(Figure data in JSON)
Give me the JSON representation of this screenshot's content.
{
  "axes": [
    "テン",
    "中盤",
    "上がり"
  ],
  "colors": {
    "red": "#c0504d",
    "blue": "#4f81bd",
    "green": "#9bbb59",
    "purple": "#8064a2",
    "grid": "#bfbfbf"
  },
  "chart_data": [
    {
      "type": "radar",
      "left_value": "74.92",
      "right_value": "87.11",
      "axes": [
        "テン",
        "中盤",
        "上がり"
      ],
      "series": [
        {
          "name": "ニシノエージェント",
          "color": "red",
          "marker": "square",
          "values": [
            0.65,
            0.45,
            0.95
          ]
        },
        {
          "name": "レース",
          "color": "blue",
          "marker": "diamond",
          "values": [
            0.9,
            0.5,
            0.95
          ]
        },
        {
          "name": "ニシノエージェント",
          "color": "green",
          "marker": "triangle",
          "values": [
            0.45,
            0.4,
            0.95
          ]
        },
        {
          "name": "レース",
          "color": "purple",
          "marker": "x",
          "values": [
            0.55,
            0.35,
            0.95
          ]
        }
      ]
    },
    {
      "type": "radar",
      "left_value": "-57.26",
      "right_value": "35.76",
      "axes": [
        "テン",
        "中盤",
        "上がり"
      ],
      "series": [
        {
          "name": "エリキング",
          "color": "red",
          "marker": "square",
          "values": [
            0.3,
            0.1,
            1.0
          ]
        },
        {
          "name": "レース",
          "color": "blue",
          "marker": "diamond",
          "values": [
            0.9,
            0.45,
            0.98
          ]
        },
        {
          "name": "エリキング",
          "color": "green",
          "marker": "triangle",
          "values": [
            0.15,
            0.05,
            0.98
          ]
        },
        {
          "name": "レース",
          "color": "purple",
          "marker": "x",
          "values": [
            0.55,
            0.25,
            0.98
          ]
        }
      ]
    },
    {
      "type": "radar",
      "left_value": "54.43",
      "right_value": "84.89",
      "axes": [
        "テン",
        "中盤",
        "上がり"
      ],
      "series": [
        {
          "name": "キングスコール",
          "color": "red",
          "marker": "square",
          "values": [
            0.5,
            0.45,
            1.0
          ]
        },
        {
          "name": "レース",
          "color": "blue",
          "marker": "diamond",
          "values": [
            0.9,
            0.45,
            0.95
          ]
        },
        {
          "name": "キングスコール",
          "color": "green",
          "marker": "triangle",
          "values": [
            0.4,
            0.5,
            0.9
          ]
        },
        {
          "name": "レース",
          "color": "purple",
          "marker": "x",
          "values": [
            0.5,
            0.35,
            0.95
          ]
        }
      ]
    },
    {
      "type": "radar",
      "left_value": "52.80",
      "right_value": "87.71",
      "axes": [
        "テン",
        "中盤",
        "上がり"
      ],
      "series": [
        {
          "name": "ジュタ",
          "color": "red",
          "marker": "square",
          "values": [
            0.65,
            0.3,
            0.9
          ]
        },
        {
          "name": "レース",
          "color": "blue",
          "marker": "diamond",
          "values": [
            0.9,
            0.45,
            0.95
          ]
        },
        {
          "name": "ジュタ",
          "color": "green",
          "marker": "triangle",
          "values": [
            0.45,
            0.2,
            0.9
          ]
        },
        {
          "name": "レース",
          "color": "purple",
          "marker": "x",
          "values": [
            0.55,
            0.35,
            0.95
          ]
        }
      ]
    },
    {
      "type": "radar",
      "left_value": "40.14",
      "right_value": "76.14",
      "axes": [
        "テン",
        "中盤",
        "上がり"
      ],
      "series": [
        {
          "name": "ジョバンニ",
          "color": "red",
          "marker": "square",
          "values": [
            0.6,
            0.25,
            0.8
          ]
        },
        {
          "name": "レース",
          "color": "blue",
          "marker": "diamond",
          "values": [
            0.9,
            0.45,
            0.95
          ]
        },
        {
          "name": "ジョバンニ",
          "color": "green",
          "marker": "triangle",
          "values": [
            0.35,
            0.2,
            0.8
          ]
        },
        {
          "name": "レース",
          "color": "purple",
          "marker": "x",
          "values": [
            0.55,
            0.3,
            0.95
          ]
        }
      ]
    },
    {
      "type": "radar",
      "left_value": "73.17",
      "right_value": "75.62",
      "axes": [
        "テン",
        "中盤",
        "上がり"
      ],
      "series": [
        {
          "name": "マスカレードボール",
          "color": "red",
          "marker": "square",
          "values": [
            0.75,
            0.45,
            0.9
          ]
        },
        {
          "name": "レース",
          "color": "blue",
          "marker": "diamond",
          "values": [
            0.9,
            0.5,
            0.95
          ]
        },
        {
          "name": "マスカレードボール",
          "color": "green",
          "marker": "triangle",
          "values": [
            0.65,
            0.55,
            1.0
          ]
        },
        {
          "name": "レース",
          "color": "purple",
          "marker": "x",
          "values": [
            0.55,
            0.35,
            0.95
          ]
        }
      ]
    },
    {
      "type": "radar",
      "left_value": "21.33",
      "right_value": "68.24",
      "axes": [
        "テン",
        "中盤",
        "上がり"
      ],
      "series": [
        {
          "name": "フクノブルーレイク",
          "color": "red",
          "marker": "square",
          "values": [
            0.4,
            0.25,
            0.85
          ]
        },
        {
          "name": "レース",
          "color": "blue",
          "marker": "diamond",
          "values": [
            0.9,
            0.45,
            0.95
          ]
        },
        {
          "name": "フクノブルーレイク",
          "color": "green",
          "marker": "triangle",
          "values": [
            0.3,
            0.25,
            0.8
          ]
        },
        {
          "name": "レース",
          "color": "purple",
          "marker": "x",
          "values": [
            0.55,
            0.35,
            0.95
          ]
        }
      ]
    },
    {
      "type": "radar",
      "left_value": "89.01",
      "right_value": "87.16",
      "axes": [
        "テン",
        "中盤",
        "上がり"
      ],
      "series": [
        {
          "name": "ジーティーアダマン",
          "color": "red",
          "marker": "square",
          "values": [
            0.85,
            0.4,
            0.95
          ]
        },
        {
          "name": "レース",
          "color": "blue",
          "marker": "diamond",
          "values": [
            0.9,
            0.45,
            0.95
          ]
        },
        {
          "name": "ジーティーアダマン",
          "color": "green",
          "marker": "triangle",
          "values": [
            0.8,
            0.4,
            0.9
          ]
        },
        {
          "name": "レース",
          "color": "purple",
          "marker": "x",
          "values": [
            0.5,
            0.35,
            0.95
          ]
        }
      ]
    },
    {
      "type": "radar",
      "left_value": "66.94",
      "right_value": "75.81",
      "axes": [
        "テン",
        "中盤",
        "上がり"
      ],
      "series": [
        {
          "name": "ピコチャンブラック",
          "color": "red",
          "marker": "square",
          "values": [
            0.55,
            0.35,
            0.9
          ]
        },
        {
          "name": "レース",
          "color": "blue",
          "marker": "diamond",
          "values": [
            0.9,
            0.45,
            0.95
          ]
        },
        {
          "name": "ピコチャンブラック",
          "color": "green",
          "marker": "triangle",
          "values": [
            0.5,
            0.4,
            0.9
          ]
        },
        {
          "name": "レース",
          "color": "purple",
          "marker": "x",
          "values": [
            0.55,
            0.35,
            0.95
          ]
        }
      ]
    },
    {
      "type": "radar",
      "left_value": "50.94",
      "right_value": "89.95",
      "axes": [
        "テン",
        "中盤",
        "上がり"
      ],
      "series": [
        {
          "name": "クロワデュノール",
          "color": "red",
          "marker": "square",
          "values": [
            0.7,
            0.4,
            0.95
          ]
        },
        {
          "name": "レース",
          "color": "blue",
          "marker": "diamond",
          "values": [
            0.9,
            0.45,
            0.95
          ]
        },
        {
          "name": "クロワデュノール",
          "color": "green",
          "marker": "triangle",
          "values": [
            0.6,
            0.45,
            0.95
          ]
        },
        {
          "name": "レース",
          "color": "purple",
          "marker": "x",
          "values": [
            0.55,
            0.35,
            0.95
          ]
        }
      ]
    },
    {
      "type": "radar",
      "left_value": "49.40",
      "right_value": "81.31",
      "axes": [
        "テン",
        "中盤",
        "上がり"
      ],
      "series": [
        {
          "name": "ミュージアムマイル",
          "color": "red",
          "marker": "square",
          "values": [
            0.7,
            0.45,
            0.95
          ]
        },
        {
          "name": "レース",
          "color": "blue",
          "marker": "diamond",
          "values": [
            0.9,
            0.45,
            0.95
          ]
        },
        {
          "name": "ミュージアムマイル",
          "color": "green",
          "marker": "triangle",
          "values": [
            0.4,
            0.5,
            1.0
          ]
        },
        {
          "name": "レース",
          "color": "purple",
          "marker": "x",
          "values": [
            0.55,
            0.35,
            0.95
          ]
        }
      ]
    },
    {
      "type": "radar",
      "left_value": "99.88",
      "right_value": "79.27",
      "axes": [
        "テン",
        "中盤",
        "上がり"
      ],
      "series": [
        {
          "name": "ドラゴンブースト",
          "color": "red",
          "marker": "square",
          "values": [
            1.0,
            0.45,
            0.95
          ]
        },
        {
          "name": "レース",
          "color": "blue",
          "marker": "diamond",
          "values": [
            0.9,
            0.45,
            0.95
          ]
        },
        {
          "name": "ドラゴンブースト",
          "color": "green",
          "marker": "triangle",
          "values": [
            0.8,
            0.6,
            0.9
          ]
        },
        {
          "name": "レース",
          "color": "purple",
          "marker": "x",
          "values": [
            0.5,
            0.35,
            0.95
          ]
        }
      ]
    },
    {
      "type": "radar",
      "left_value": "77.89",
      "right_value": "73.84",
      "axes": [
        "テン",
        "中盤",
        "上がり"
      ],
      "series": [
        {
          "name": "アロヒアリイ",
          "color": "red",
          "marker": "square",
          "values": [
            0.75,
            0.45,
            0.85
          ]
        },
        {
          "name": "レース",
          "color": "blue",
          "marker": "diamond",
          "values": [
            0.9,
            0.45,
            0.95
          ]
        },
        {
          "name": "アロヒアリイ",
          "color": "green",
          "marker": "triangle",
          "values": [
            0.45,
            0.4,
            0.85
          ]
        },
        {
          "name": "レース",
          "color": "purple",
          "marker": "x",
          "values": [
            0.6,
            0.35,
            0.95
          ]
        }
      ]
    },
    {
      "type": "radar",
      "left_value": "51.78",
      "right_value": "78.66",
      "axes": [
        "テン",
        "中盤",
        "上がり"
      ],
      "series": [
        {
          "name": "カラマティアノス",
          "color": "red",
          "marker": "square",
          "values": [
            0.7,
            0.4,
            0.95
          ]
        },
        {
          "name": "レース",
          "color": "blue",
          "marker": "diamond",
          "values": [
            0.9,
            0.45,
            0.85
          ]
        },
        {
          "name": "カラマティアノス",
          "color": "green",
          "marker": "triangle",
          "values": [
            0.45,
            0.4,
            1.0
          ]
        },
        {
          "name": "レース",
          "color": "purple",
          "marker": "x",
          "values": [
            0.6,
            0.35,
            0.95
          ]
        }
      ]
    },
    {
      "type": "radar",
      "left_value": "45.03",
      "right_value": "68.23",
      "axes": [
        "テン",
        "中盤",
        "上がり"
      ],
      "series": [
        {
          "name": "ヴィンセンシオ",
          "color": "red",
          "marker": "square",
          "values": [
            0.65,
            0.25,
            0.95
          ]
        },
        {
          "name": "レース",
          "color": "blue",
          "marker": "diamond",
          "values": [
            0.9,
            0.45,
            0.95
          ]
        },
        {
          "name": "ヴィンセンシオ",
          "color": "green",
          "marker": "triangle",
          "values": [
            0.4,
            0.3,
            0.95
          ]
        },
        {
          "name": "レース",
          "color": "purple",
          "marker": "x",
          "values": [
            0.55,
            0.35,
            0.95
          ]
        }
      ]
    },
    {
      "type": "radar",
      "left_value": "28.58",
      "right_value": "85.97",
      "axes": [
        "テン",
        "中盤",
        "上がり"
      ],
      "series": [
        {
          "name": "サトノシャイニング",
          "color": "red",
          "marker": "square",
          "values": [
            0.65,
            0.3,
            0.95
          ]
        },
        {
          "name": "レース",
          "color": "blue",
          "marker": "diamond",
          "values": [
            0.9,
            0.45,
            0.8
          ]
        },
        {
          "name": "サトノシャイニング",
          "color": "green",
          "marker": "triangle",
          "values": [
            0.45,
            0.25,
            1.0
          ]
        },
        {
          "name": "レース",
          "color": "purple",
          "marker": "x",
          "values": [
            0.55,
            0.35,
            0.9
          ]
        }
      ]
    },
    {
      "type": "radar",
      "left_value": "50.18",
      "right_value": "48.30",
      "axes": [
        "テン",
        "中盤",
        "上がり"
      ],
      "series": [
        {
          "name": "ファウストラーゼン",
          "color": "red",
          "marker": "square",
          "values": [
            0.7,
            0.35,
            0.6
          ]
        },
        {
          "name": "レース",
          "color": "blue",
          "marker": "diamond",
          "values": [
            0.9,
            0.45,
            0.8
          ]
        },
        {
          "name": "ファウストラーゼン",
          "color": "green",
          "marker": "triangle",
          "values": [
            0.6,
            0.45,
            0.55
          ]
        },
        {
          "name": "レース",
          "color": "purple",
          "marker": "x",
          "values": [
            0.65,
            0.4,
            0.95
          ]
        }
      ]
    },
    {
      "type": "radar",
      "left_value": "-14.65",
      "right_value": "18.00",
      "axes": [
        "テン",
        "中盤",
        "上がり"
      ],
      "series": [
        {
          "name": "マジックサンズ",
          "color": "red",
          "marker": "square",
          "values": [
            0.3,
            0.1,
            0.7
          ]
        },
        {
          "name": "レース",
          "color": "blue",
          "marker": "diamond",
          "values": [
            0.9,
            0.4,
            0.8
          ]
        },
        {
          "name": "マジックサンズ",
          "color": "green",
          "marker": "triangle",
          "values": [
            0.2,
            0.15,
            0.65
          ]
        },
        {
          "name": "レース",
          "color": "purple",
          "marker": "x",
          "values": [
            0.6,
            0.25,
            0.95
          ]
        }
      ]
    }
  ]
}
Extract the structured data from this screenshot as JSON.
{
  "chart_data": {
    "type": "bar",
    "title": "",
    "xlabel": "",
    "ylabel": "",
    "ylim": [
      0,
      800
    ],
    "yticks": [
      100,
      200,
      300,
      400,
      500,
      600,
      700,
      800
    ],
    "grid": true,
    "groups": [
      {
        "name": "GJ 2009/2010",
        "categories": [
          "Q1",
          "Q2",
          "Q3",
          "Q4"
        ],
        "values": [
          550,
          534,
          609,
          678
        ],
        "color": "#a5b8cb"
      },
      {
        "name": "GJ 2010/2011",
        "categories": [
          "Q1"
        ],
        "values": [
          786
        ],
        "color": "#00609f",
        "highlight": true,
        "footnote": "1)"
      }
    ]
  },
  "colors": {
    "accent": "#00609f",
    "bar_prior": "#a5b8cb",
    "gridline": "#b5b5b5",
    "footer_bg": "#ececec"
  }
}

Written exercise:
Look above for the line containing "Extract the structured", then transcribe it and all lines after it through the last, exactly and with nothing else.

Written solution:
Extract the structured data from this screenshot as JSON.
{
  "chart_data": {
    "type": "bar",
    "title": "",
    "xlabel": "",
    "ylabel": "",
    "ylim": [
      0,
      800
    ],
    "yticks": [
      100,
      200,
      300,
      400,
      500,
      600,
      700,
      800
    ],
    "grid": true,
    "groups": [
      {
        "name": "GJ 2009/2010",
        "categories": [
          "Q1",
          "Q2",
          "Q3",
          "Q4"
        ],
        "values": [
          550,
          534,
          609,
          678
        ],
        "color": "#a5b8cb"
      },
      {
        "name": "GJ 2010/2011",
        "categories": [
          "Q1"
        ],
        "values": [
          786
        ],
        "color": "#00609f",
        "highlight": true,
        "footnote": "1)"
      }
    ]
  },
  "colors": {
    "accent": "#00609f",
    "bar_prior": "#a5b8cb",
    "gridline": "#b5b5b5",
    "footer_bg": "#ececec"
  }
}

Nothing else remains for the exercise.